Your goal >> Report every line from the material that contains the word "pero".

"""

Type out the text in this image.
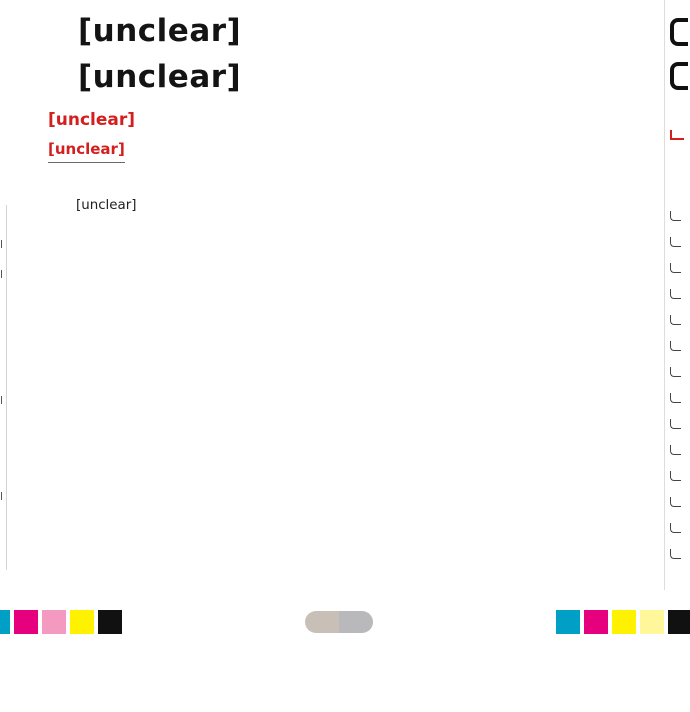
[unclear]
[unclear]
[unclear]
[unclear]

[unclear]
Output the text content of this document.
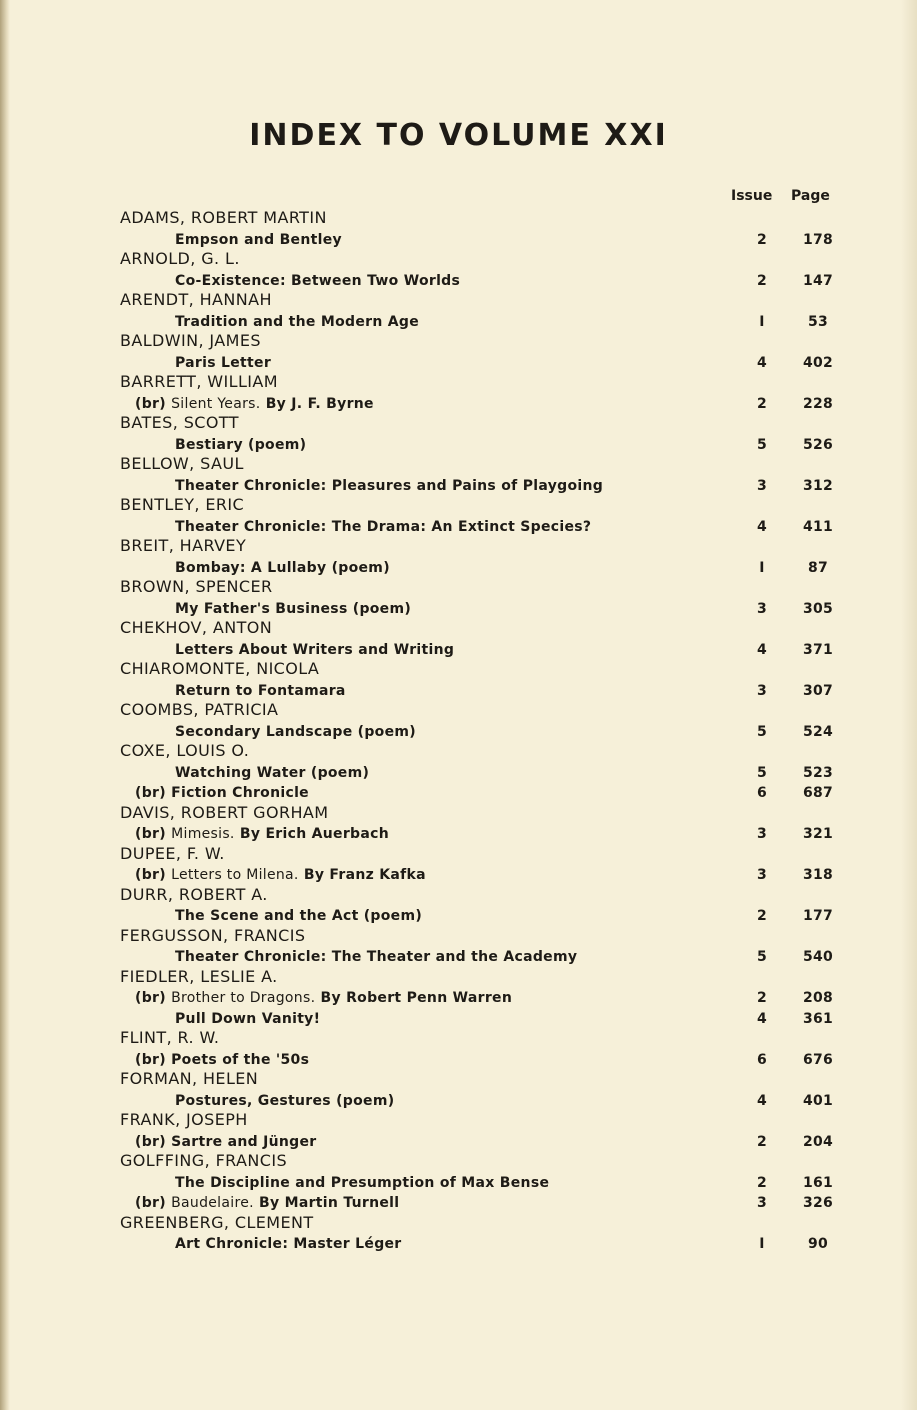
INDEX TO VOLUME XXI
Issue Page
ADAMS, ROBERT MARTIN
Empson and Bentley	2	178
ARNOLD, G. L.
Co-Existence: Between Two Worlds	2	147
ARENDT, HANNAH
Tradition and the Modern Age	I	53
BALDWIN, JAMES
Paris Letter	4	402
BARRETT, WILLIAM
(br) Silent Years. By J. F. Byrne	2	228
BATES, SCOTT
Bestiary (poem)	5	526
BELLOW, SAUL
Theater Chronicle: Pleasures and Pains of Playgoing	3	312
BENTLEY, ERIC
Theater Chronicle: The Drama: An Extinct Species?	4	411
BREIT, HARVEY
Bombay: A Lullaby (poem)	I	87
BROWN, SPENCER
My Father's Business (poem)	3	305
CHEKHOV, ANTON
Letters About Writers and Writing	4	371
CHIAROMONTE, NICOLA
Return to Fontamara	3	307
COOMBS, PATRICIA
Secondary Landscape (poem)	5	524
COXE, LOUIS O.
Watching Water (poem)	5	523
(br) Fiction Chronicle	6	687
DAVIS, ROBERT GORHAM
(br) Mimesis. By Erich Auerbach	3	321
DUPEE, F. W.
(br) Letters to Milena. By Franz Kafka	3	318
DURR, ROBERT A.
The Scene and the Act (poem)	2	177
FERGUSSON, FRANCIS
Theater Chronicle: The Theater and the Academy	5	540
FIEDLER, LESLIE A.
(br) Brother to Dragons. By Robert Penn Warren	2	208
Pull Down Vanity!	4	361
FLINT, R. W.
(br) Poets of the '50s	6	676
FORMAN, HELEN
Postures, Gestures (poem)	4	401
FRANK, JOSEPH
(br) Sartre and Jünger	2	204
GOLFFING, FRANCIS
The Discipline and Presumption of Max Bense	2	161
(br) Baudelaire. By Martin Turnell	3	326
GREENBERG, CLEMENT
Art Chronicle: Master Léger	I	90
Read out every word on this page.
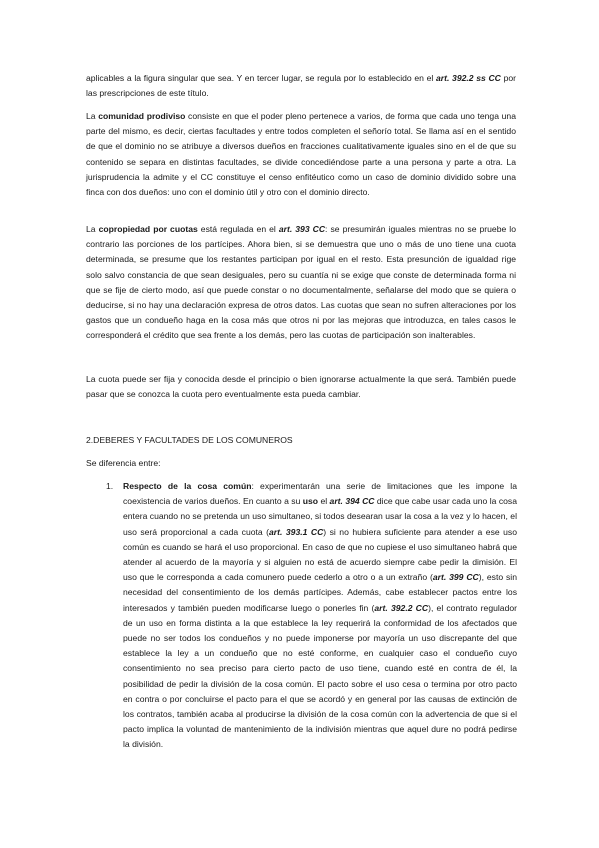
aplicables a la figura singular que sea. Y en tercer lugar, se regula por lo establecido en el art. 392.2 ss CC por las prescripciones de este título.

La comunidad prodiviso consiste en que el poder pleno pertenece a varios, de forma que cada uno tenga una parte del mismo, es decir, ciertas facultades y entre todos completen el señorío total. Se llama así en el sentido de que el dominio no se atribuye a diversos dueños en fracciones cualitativamente iguales sino en el de que su contenido se separa en distintas facultades, se divide concediéndose parte a una persona y parte a otra. La jurisprudencia la admite y el CC constituye el censo enfitéutico como un caso de dominio dividido sobre una finca con dos dueños: uno con el dominio útil y otro con el dominio directo.

La copropiedad por cuotas está regulada en el art. 393 CC: se presumirán iguales mientras no se pruebe lo contrario las porciones de los partícipes. Ahora bien, si se demuestra que uno o más de uno tiene una cuota determinada, se presume que los restantes participan por igual en el resto. Esta presunción de igualdad rige solo salvo constancia de que sean desiguales, pero su cuantía ni se exige que conste de determinada forma ni que se fije de cierto modo, así que puede constar o no documentalmente, señalarse del modo que se quiera o deducirse, si no hay una declaración expresa de otros datos. Las cuotas que sean no sufren alteraciones por los gastos que un condueño haga en la cosa más que otros ni por las mejoras que introduzca, en tales casos le corresponderá el crédito que sea frente a los demás, pero las cuotas de participación son inalterables.

La cuota puede ser fija y conocida desde el principio o bien ignorarse actualmente la que será. También puede pasar que se conozca la cuota pero eventualmente esta pueda cambiar.

2.DEBERES Y FACULTADES DE LOS COMUNEROS

Se diferencia entre:

1.	Respecto de la cosa común: experimentarán una serie de limitaciones que les impone la coexistencia de varios dueños. En cuanto a su uso el art. 394 CC dice que cabe usar cada uno la cosa entera cuando no se pretenda un uso simultaneo, si todos desearan usar la cosa a la vez y lo hacen, el uso será proporcional a cada cuota (art. 393.1 CC) si no hubiera suficiente para atender a ese uso común es cuando se hará el uso proporcional. En caso de que no cupiese el uso simultaneo habrá que atender al acuerdo de la mayoría y si alguien no está de acuerdo siempre cabe pedir la dimisión. El uso que le corresponda a cada comunero puede cederlo a otro o a un extraño (art. 399 CC), esto sin necesidad del consentimiento de los demás partícipes. Además, cabe establecer pactos entre los interesados y también pueden modificarse luego o ponerles fin (art. 392.2 CC), el contrato regulador de un uso en forma distinta a la que establece la ley requerirá la conformidad de los afectados que puede no ser todos los condueños y no puede imponerse por mayoría un uso discrepante del que establece la ley a un condueño que no esté conforme, en cualquier caso el condueño cuyo consentimiento no sea preciso para cierto pacto de uso tiene, cuando esté en contra de él, la posibilidad de pedir la división de la cosa común. El pacto sobre el uso cesa o termina por otro pacto en contra o por concluirse el pacto para el que se acordó y en general por las causas de extinción de los contratos, también acaba al producirse la división de la cosa común con la advertencia de que si el pacto implica la voluntad de mantenimiento de la indivisión mientras que aquel dure no podrá pedirse la división.
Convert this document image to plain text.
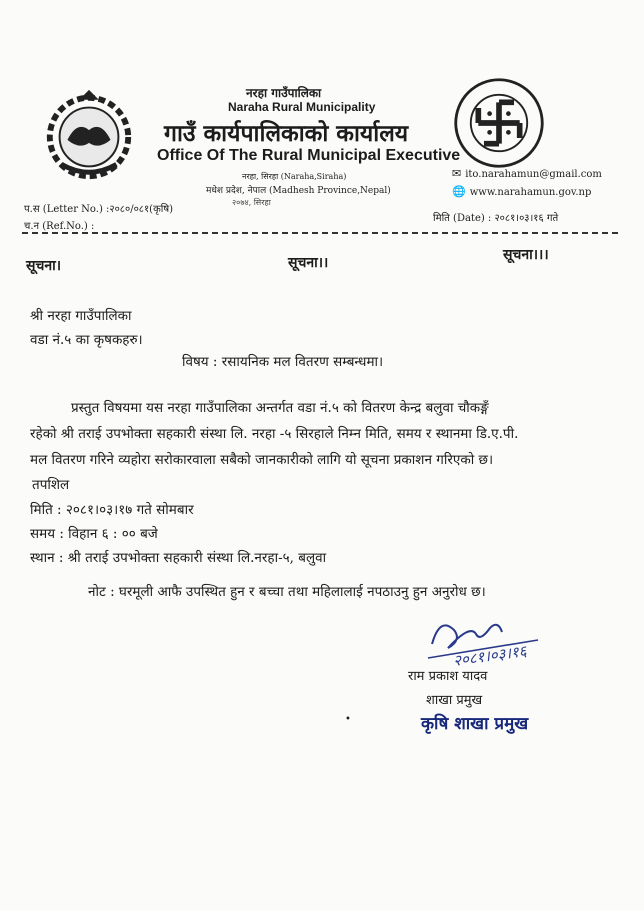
नरहा गाउँपालिका
Naraha Rural Municipality
गाउँ कार्यपालिकाको कार्यालय
Office Of The Rural Municipal Executive
नरहा, सिरहा (Naraha,Siraha)
मधेश प्रदेश, नेपाल (Madhesh Province,Nepal)
२०७४, सिरहा
✉ ito.narahamun@gmail.com
🌐 www.narahamun.gov.np
प.स (Letter No.) :२०८०/०८१(कृषि)
च.न (Ref.No.) :
मिति (Date) : २०८१।०३।१६ गते
सूचना।	सूचना।।	सूचना।।।
श्री नरहा गाउँपालिका
वडा नं.५ का कृषकहरु।
विषय : रसायनिक मल वितरण सम्बन्धमा।
प्रस्तुत विषयमा यस नरहा गाउँपालिका अन्तर्गत वडा नं.५ को वितरण केन्द्र बलुवा चौकङ्गँ
रहेको श्री तराई उपभोक्ता सहकारी संस्था लि. नरहा -५ सिरहाले निम्न मिति, समय र स्थानमा डि.ए.पी.
मल वितरण गरिने व्यहोरा सरोकारवाला सबैको जानकारीको लागि यो सूचना प्रकाशन गरिएको छ।
तपशिल
मिति : २०८१।०३।१७ गते सोमबार
समय : विहान ६ : ०० बजे
स्थान : श्री तराई उपभोक्ता सहकारी संस्था लि.नरहा-५, बलुवा
नोट : घरमूली आफै उपस्थित हुन र बच्चा तथा महिलालाई नपठाउनु हुन अनुरोध छ।
२०८१।०३।१६
राम प्रकाश यादव
शाखा प्रमुख
कृषि शाखा प्रमुख
•
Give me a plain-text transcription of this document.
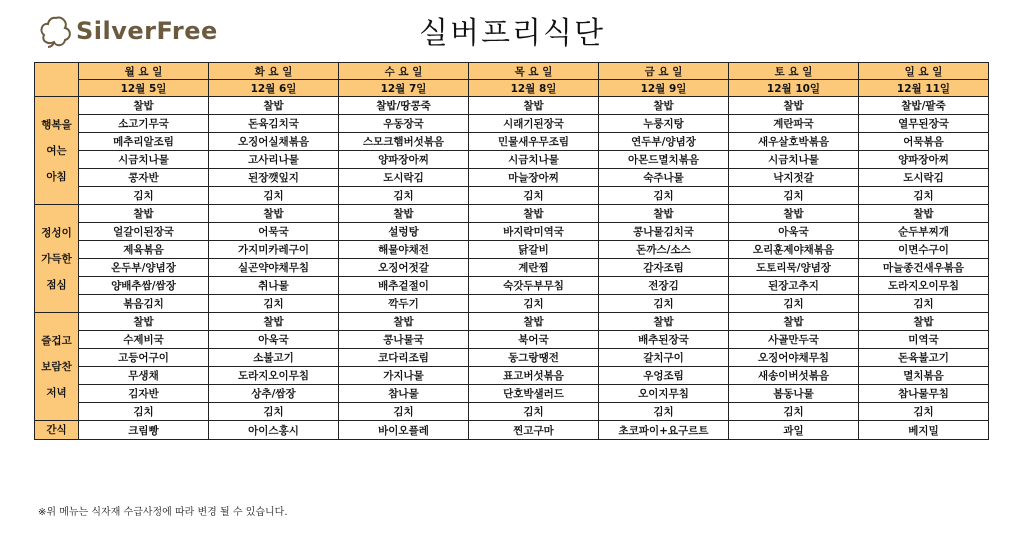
SilverFree	실버프리식단
	월 요 일	화 요 일	수 요 일	목 요 일	금 요 일	토 요 일	일 요 일
	12월 5일	12월 6일	12월 7일	12월 8일	12월 9일	12월 10일	12월 11일
행복을
여는
아침	찰밥	찰밥	찰밥/땅콩죽	찰밥	찰밥	찰밥	찰밥/팥죽
	소고기무국	돈육김치국	우동장국	시래기된장국	누룽지탕	계란파국	열무된장국
	메추리알조림	오징어실채볶음	스모크햄버섯볶음	민물새우무조림	연두부/양념장	새우살호박볶음	어묵볶음
	시금치나물	고사리나물	양파장아찌	시금치나물	아몬드멸치볶음	시금치나물	양파장아찌
	콩자반	된장깻잎지	도시락김	마늘장아찌	숙주나물	낙지젓갈	도시락김
	김치	김치	김치	김치	김치	김치	김치
정성이
가득한
점심	찰밥	찰밥	찰밥	찰밥	찰밥	찰밥	찰밥
	얼갈이된장국	어묵국	설렁탕	바지락미역국	콩나물김치국	아욱국	순두부찌개
	제육볶음	가지미카레구이	해물야채전	닭갈비	돈까스/소스	오리훈제야채볶음	이면수구이
	온두부/양념장	실곤약야채무침	오징어젓갈	계란찜	감자조림	도토리묵/양념장	마늘종건새우볶음
	양배추쌈/쌈장	취나물	배추겉절이	숙갓두부무침	전장김	된장고추지	도라지오이무침
	볶음김치	김치	깍두기	김치	김치	김치	김치
즐겁고
보람찬
저녁	찰밥	찰밥	찰밥	찰밥	찰밥	찰밥	찰밥
	수제비국	아욱국	콩나물국	북어국	배추된장국	사골만두국	미역국
	고등어구이	소불고기	코다리조림	동그랑땡전	갈치구이	오징어야채무침	돈육불고기
	무생채	도라지오이무침	가지나물	표고버섯볶음	우엉조림	새송이버섯볶음	멸치볶음
	김자반	상추/쌈장	참나물	단호박샐러드	오이지무침	봄동나물	참나물무침
	김치	김치	김치	김치	김치	김치	김치
간식	크림빵	아이스홍시	바이오플레	찐고구마	초코파이+요구르트	과일	베지밀
※위 메뉴는 식자재 수급사정에 따라 변경 될 수 있습니다.
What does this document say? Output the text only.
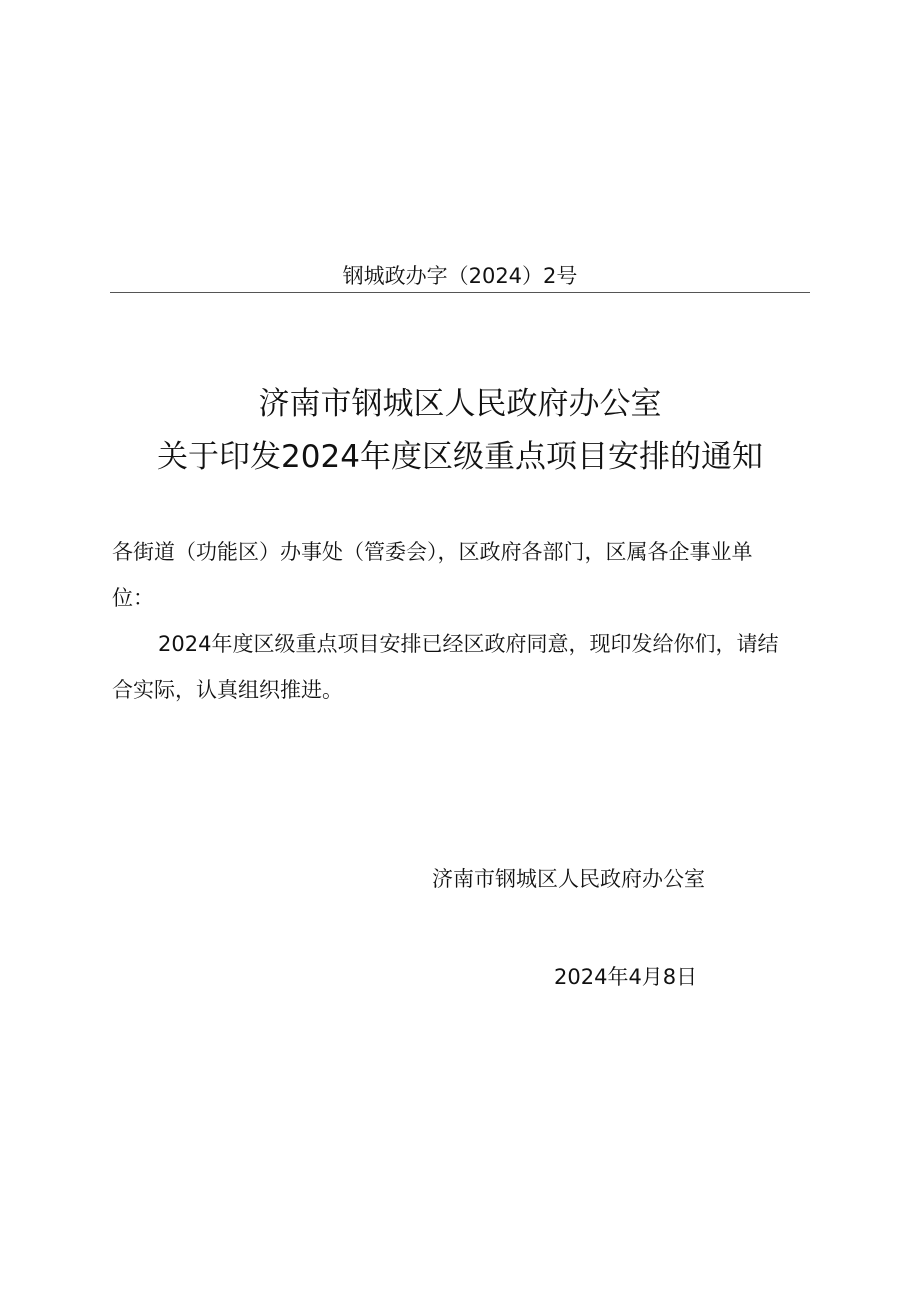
钢城政办字（2024）2号
济南市钢城区人民政府办公室
关于印发2024年度区级重点项目安排的通知
各街道（功能区）办事处（管委会），区政府各部门，区属各企事业单
位：
2024年度区级重点项目安排已经区政府同意，现印发给你们，请结
合实际，认真组织推进。
济南市钢城区人民政府办公室
2024年4月8日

"""

Finished answer >>
La copropiedad por cuotas está regulada en el art. 393 CC: se presumirán iguales mientras no se pruebe lo contrario las porciones de los partícipes. Ahora bien, si se demuestra que uno o más de uno tiene una cuota determinada, se presume que los restantes participan por igual en el resto. Esta presunción de igualdad rige solo salvo constancia de que sean desiguales, pero su cuantía ni se exige que conste de determinada forma ni que se fije de cierto modo, así que puede constar o no documentalmente, señalarse del modo que se quiera o deducirse, si no hay una declaración expresa de otros datos. Las cuotas que sean no sufren alteraciones por los gastos que un condueño haga en la cosa más que otros ni por las mejoras que introduzca, en tales casos le corresponderá el crédito que sea frente a los demás, pero las cuotas de participación son inalterables.
La cuota puede ser fija y conocida desde el principio o bien ignorarse actualmente la que será. También puede pasar que se conozca la cuota pero eventualmente esta pueda cambiar.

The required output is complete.